■ **What you will do**
The records below are split into lines. How many of those lines contain the string "telephone"? Reply with the number only.

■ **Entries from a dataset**
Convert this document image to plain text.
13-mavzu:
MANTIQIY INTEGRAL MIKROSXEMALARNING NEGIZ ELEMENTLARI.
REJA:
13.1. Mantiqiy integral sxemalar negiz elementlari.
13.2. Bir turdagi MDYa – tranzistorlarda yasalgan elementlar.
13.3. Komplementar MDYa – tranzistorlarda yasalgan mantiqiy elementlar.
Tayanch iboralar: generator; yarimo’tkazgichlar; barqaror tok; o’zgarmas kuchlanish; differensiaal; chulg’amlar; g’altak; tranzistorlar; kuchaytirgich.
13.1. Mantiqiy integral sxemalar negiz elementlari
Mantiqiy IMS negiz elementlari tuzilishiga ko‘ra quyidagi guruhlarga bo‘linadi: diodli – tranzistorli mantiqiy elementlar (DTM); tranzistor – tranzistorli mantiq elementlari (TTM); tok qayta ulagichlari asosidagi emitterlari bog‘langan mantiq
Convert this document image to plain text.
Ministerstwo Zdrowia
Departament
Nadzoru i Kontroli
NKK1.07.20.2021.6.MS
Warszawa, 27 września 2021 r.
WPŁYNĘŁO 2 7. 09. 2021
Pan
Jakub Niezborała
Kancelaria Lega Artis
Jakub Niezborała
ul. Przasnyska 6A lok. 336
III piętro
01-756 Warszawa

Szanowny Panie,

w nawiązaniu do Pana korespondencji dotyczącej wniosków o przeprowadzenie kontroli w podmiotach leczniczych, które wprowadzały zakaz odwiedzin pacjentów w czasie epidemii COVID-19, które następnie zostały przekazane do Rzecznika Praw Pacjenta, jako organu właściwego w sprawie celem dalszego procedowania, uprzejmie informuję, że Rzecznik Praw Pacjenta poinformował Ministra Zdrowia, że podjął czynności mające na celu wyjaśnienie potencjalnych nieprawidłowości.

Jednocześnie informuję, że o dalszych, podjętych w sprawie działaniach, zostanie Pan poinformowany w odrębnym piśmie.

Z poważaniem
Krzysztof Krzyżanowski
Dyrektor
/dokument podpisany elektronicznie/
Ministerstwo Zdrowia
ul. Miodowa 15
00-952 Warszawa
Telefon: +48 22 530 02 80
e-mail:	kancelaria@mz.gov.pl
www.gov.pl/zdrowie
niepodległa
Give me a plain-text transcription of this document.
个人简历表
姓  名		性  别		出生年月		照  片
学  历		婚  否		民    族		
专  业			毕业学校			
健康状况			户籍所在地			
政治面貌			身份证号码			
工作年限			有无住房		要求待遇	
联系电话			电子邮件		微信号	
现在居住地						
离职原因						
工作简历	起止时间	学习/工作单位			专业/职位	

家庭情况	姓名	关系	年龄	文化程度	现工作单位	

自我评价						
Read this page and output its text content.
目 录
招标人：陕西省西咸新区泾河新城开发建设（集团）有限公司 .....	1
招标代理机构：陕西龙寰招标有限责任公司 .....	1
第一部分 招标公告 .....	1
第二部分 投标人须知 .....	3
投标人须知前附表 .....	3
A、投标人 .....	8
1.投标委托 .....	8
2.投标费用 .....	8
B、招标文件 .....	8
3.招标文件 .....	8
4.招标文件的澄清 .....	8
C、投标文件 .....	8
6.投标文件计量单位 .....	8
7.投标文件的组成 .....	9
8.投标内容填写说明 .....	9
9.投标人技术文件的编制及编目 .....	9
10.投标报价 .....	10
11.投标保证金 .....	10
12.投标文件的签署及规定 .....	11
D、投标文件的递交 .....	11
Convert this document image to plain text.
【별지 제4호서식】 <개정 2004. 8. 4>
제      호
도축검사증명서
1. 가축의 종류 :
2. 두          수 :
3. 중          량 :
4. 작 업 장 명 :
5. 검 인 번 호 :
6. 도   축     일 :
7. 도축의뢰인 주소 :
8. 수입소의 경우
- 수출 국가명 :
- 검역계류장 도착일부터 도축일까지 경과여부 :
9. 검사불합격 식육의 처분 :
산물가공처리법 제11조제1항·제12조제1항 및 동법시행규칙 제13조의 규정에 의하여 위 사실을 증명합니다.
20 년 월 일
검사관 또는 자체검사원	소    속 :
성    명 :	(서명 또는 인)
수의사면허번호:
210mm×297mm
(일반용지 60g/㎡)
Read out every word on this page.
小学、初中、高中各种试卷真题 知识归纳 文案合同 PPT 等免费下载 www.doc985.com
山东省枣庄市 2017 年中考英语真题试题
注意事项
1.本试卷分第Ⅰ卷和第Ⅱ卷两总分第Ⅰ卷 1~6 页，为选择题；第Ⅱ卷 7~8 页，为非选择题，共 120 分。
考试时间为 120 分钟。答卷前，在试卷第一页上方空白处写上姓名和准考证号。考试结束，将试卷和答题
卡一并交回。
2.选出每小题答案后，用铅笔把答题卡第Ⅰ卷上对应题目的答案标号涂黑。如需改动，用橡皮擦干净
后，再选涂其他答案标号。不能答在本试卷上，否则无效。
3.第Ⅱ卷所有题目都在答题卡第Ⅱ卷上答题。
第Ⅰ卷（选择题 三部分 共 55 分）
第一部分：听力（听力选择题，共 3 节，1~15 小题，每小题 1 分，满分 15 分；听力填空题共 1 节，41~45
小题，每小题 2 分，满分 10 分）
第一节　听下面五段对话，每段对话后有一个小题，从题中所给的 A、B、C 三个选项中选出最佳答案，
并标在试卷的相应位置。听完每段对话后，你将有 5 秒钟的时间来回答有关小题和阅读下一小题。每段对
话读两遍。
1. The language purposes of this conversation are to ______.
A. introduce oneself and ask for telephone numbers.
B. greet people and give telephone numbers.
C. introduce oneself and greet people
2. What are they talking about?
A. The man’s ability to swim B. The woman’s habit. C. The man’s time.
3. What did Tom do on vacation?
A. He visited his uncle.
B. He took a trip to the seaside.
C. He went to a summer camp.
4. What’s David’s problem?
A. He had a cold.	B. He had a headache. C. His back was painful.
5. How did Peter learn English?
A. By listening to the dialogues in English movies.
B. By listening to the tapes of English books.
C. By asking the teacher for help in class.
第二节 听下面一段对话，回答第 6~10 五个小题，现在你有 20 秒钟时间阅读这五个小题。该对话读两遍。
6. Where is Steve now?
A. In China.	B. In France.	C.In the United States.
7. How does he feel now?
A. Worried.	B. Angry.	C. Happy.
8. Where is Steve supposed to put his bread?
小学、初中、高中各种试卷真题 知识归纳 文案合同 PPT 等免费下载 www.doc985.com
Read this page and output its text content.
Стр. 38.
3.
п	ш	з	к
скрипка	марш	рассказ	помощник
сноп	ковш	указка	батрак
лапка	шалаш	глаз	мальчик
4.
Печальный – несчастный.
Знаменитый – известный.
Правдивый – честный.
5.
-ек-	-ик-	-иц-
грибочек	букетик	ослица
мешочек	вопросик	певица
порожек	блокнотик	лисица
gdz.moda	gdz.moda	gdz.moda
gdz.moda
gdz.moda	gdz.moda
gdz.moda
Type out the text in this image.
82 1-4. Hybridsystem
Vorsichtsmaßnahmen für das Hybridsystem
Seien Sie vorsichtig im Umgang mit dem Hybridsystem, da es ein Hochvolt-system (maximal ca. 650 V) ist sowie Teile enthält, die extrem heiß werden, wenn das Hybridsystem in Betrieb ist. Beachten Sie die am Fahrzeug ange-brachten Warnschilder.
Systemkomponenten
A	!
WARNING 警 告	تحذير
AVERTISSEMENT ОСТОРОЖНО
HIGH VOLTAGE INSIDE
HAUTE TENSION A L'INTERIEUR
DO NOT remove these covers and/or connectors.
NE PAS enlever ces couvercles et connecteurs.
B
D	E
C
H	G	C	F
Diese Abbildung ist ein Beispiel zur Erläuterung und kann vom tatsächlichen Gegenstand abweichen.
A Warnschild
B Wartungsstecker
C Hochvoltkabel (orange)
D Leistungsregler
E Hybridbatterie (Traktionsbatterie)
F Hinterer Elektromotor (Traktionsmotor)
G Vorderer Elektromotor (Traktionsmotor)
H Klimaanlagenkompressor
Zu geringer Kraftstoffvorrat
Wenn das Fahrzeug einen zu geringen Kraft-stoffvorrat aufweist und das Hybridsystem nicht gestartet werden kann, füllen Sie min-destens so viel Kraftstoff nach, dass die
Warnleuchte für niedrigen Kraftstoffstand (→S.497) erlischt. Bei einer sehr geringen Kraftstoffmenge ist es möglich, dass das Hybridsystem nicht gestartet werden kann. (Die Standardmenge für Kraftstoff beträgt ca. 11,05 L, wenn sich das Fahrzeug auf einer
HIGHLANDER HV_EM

■ **The response**
2